• _Task instructions_
All entries are to be printed again exactly, with their images omitted.
Data extract START
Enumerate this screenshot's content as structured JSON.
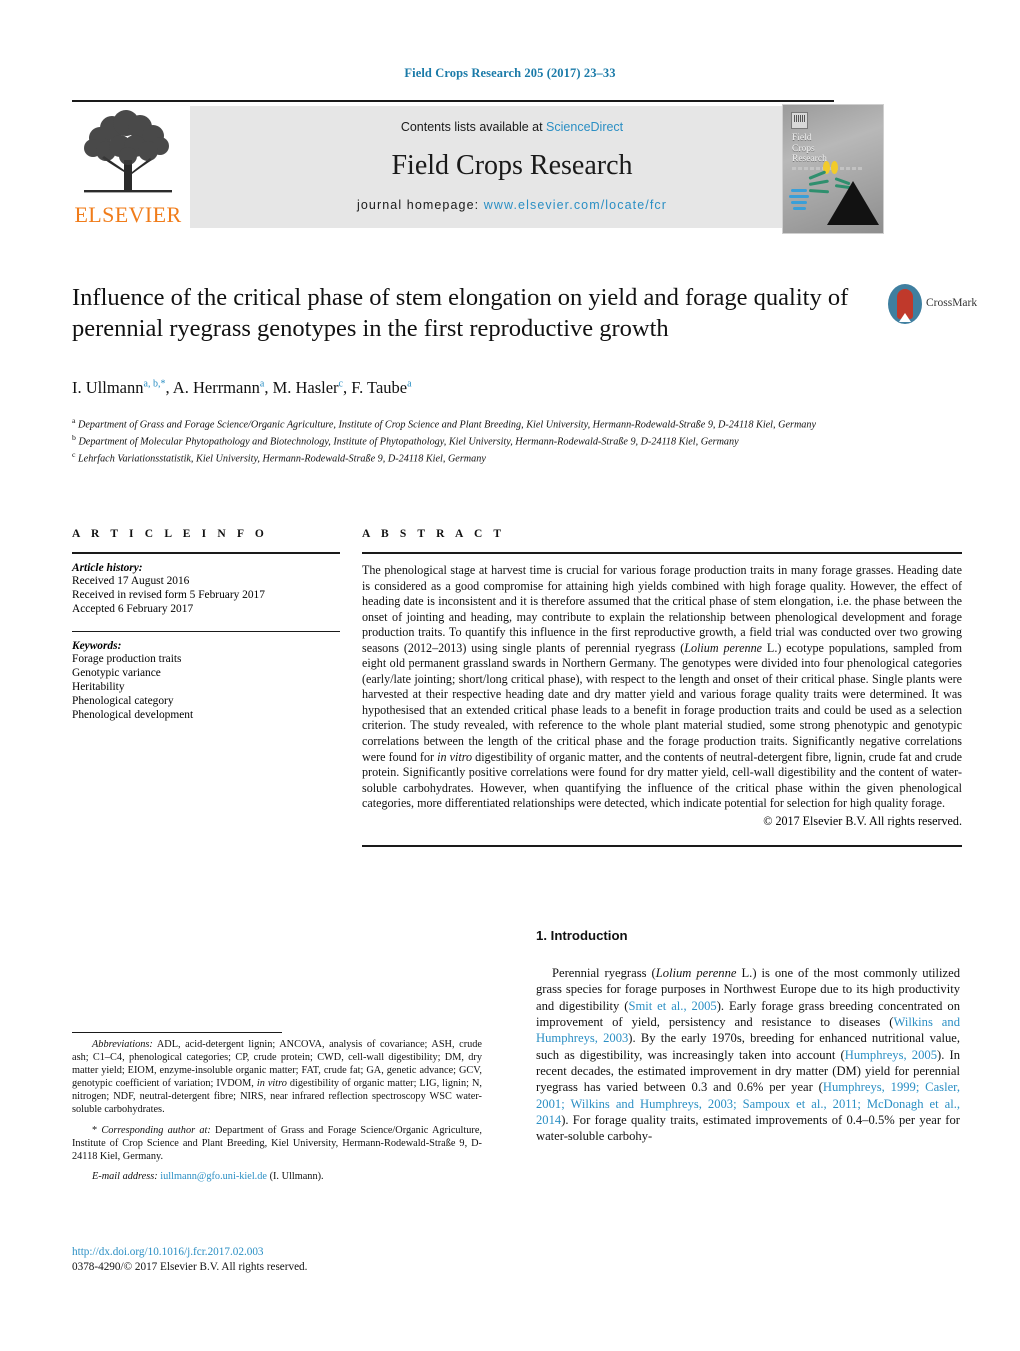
{
  "running_head": "Field Crops Research 205 (2017) 23–33",
  "header": {
    "contents_prefix": "Contents lists available at ",
    "contents_link": "ScienceDirect",
    "journal_title": "Field Crops Research",
    "homepage_prefix": "journal homepage: ",
    "homepage_link": "www.elsevier.com/locate/fcr",
    "publisher_logo_text": "ELSEVIER",
    "cover_title_lines": [
      "Field",
      "Crops",
      "Research"
    ]
  },
  "article": {
    "title": "Influence of the critical phase of stem elongation on yield and forage quality of perennial ryegrass genotypes in the first reproductive growth",
    "crossmark_label": "CrossMark",
    "authors_html": "I. Ullmann<sup>a, b,*</sup>, A. Herrmann<sup>a</sup>, M. Hasler<sup>c</sup>, F. Taube<sup>a</sup>",
    "affiliations": [
      {
        "marker": "a",
        "text": "Department of Grass and Forage Science/Organic Agriculture, Institute of Crop Science and Plant Breeding, Kiel University, Hermann-Rodewald-Straße 9, D-24118 Kiel, Germany"
      },
      {
        "marker": "b",
        "text": "Department of Molecular Phytopathology and Biotechnology, Institute of Phytopathology, Kiel University, Hermann-Rodewald-Straße 9, D-24118 Kiel, Germany"
      },
      {
        "marker": "c",
        "text": "Lehrfach Variationsstatistik, Kiel University, Hermann-Rodewald-Straße 9, D-24118 Kiel, Germany"
      }
    ]
  },
  "article_info": {
    "section_label": "A R T I C L E   I N F O",
    "history_title": "Article history:",
    "history": [
      "Received 17 August 2016",
      "Received in revised form 5 February 2017",
      "Accepted 6 February 2017"
    ],
    "keywords_title": "Keywords:",
    "keywords": [
      "Forage production traits",
      "Genotypic variance",
      "Heritability",
      "Phenological category",
      "Phenological development"
    ]
  },
  "abstract": {
    "section_label": "A B S T R A C T",
    "text_html": "The phenological stage at harvest time is crucial for various forage production traits in many forage grasses. Heading date is considered as a good compromise for attaining high yields combined with high forage quality. However, the effect of heading date is inconsistent and it is therefore assumed that the critical phase of stem elongation, i.e. the phase between the onset of jointing and heading, may contribute to explain the relationship between phenological development and forage production traits. To quantify this influence in the first reproductive growth, a field trial was conducted over two growing seasons (2012&ndash;2013) using single plants of perennial ryegrass (<em>Lolium perenne</em> L.) ecotype populations, sampled from eight old permanent grassland swards in Northern Germany. The genotypes were divided into four phenological categories (early/late jointing; short/long critical phase), with respect to the length and onset of their critical phase. Single plants were harvested at their respective heading date and dry matter yield and various forage quality traits were determined. It was hypothesised that an extended critical phase leads to a benefit in forage production traits and could be used as a selection criterion. The study revealed, with reference to the whole plant material studied, some strong phenotypic and genotypic correlations between the length of the critical phase and the forage production traits. Significantly negative correlations were found for <em>in vitro</em> digestibility of organic matter, and the contents of neutral-detergent fibre, lignin, crude fat and crude protein. Significantly positive correlations were found for dry matter yield, cell-wall digestibility and the content of water-soluble carbohydrates. However, when quantifying the influence of the critical phase within the given phenological categories, more differentiated relationships were detected, which indicate potential for selection for high quality forage.",
    "copyright": "© 2017 Elsevier B.V. All rights reserved."
  },
  "footnotes": {
    "abbreviations_html": "<em>Abbreviations:</em> ADL, acid-detergent lignin; ANCOVA, analysis of covariance; ASH, crude ash; C1–C4, phenological categories; CP, crude protein; CWD, cell-wall digestibility; DM, dry matter yield; EIOM, enzyme-insoluble organic matter; FAT, crude fat; GA, genetic advance; GCV, genotypic coefficient of variation; IVDOM, <em>in vitro</em> digestibility of organic matter; LIG, lignin; N, nitrogen; NDF, neutral-detergent fibre; NIRS, near infrared reflection spectroscopy WSC water-soluble carbohydrates.",
    "corresponding_html": "* <em>Corresponding author at:</em> Department of Grass and Forage Science/Organic Agriculture, Institute of Crop Science and Plant Breeding, Kiel University, Hermann-Rodewald-Straße 9, D-24118 Kiel, Germany.",
    "email_label": "E-mail address:",
    "email": "iullmann@gfo.uni-kiel.de",
    "email_owner": "(I. Ullmann)."
  },
  "doi_block": {
    "doi_url": "http://dx.doi.org/10.1016/j.fcr.2017.02.003",
    "issn_line": "0378-4290/© 2017 Elsevier B.V. All rights reserved."
  },
  "introduction": {
    "heading": "1. Introduction",
    "paragraph_html": "Perennial ryegrass (<em>Lolium perenne</em> L.) is one of the most commonly utilized grass species for forage purposes in Northwest Europe due to its high productivity and digestibility (<span class=\"cite\">Smit et al., 2005</span>). Early forage grass breeding concentrated on improvement of yield, persistency and resistance to diseases (<span class=\"cite\">Wilkins and Humphreys, 2003</span>). By the early 1970s, breeding for enhanced nutritional value, such as digestibility, was increasingly taken into account (<span class=\"cite\">Humphreys, 2005</span>). In recent decades, the estimated improvement in dry matter (DM) yield for perennial ryegrass has varied between 0.3 and 0.6% per year (<span class=\"cite\">Humphreys, 1999; Casler, 2001; Wilkins and Humphreys, 2003; Sampoux et al., 2011; McDonagh et al., 2014</span>). For forage quality traits, estimated improvements of 0.4–0.5% per year for water-soluble carbohy-"
  },
  "colors": {
    "link_blue": "#2b8fc4",
    "running_head_blue": "#1a7aa8",
    "elsevier_orange": "#F07C1A",
    "header_grey": "#e6e6e6"
  }
}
Data extract END
• _Solution to the exercise_
Enumerate this screenshot's content as structured JSON.
{
  "running_head": "Field Crops Research 205 (2017) 23–33",
  "header": {
    "contents_prefix": "Contents lists available at ",
    "contents_link": "ScienceDirect",
    "journal_title": "Field Crops Research",
    "homepage_prefix": "journal homepage: ",
    "homepage_link": "www.elsevier.com/locate/fcr",
    "publisher_logo_text": "ELSEVIER",
    "cover_title_lines": [
      "Field",
      "Crops",
      "Research"
    ]
  },
  "article": {
    "title": "Influence of the critical phase of stem elongation on yield and forage quality of perennial ryegrass genotypes in the first reproductive growth",
    "crossmark_label": "CrossMark",
    "authors_html": "I. Ullmann<sup>a, b,*</sup>, A. Herrmann<sup>a</sup>, M. Hasler<sup>c</sup>, F. Taube<sup>a</sup>",
    "affiliations": [
      {
        "marker": "a",
        "text": "Department of Grass and Forage Science/Organic Agriculture, Institute of Crop Science and Plant Breeding, Kiel University, Hermann-Rodewald-Straße 9, D-24118 Kiel, Germany"
      },
      {
        "marker": "b",
        "text": "Department of Molecular Phytopathology and Biotechnology, Institute of Phytopathology, Kiel University, Hermann-Rodewald-Straße 9, D-24118 Kiel, Germany"
      },
      {
        "marker": "c",
        "text": "Lehrfach Variationsstatistik, Kiel University, Hermann-Rodewald-Straße 9, D-24118 Kiel, Germany"
      }
    ]
  },
  "article_info": {
    "section_label": "A R T I C L E   I N F O",
    "history_title": "Article history:",
    "history": [
      "Received 17 August 2016",
      "Received in revised form 5 February 2017",
      "Accepted 6 February 2017"
    ],
    "keywords_title": "Keywords:",
    "keywords": [
      "Forage production traits",
      "Genotypic variance",
      "Heritability",
      "Phenological category",
      "Phenological development"
    ]
  },
  "abstract": {
    "section_label": "A B S T R A C T",
    "text_html": "The phenological stage at harvest time is crucial for various forage production traits in many forage grasses. Heading date is considered as a good compromise for attaining high yields combined with high forage quality. However, the effect of heading date is inconsistent and it is therefore assumed that the critical phase of stem elongation, i.e. the phase between the onset of jointing and heading, may contribute to explain the relationship between phenological development and forage production traits. To quantify this influence in the first reproductive growth, a field trial was conducted over two growing seasons (2012&ndash;2013) using single plants of perennial ryegrass (<em>Lolium perenne</em> L.) ecotype populations, sampled from eight old permanent grassland swards in Northern Germany. The genotypes were divided into four phenological categories (early/late jointing; short/long critical phase), with respect to the length and onset of their critical phase. Single plants were harvested at their respective heading date and dry matter yield and various forage quality traits were determined. It was hypothesised that an extended critical phase leads to a benefit in forage production traits and could be used as a selection criterion. The study revealed, with reference to the whole plant material studied, some strong phenotypic and genotypic correlations between the length of the critical phase and the forage production traits. Significantly negative correlations were found for <em>in vitro</em> digestibility of organic matter, and the contents of neutral-detergent fibre, lignin, crude fat and crude protein. Significantly positive correlations were found for dry matter yield, cell-wall digestibility and the content of water-soluble carbohydrates. However, when quantifying the influence of the critical phase within the given phenological categories, more differentiated relationships were detected, which indicate potential for selection for high quality forage.",
    "copyright": "© 2017 Elsevier B.V. All rights reserved."
  },
  "footnotes": {
    "abbreviations_html": "<em>Abbreviations:</em> ADL, acid-detergent lignin; ANCOVA, analysis of covariance; ASH, crude ash; C1–C4, phenological categories; CP, crude protein; CWD, cell-wall digestibility; DM, dry matter yield; EIOM, enzyme-insoluble organic matter; FAT, crude fat; GA, genetic advance; GCV, genotypic coefficient of variation; IVDOM, <em>in vitro</em> digestibility of organic matter; LIG, lignin; N, nitrogen; NDF, neutral-detergent fibre; NIRS, near infrared reflection spectroscopy WSC water-soluble carbohydrates.",
    "corresponding_html": "* <em>Corresponding author at:</em> Department of Grass and Forage Science/Organic Agriculture, Institute of Crop Science and Plant Breeding, Kiel University, Hermann-Rodewald-Straße 9, D-24118 Kiel, Germany.",
    "email_label": "E-mail address:",
    "email": "iullmann@gfo.uni-kiel.de",
    "email_owner": "(I. Ullmann)."
  },
  "doi_block": {
    "doi_url": "http://dx.doi.org/10.1016/j.fcr.2017.02.003",
    "issn_line": "0378-4290/© 2017 Elsevier B.V. All rights reserved."
  },
  "introduction": {
    "heading": "1. Introduction",
    "paragraph_html": "Perennial ryegrass (<em>Lolium perenne</em> L.) is one of the most commonly utilized grass species for forage purposes in Northwest Europe due to its high productivity and digestibility (<span class=\"cite\">Smit et al., 2005</span>). Early forage grass breeding concentrated on improvement of yield, persistency and resistance to diseases (<span class=\"cite\">Wilkins and Humphreys, 2003</span>). By the early 1970s, breeding for enhanced nutritional value, such as digestibility, was increasingly taken into account (<span class=\"cite\">Humphreys, 2005</span>). In recent decades, the estimated improvement in dry matter (DM) yield for perennial ryegrass has varied between 0.3 and 0.6% per year (<span class=\"cite\">Humphreys, 1999; Casler, 2001; Wilkins and Humphreys, 2003; Sampoux et al., 2011; McDonagh et al., 2014</span>). For forage quality traits, estimated improvements of 0.4–0.5% per year for water-soluble carbohy-"
  },
  "colors": {
    "link_blue": "#2b8fc4",
    "running_head_blue": "#1a7aa8",
    "elsevier_orange": "#F07C1A",
    "header_grey": "#e6e6e6"
  }
}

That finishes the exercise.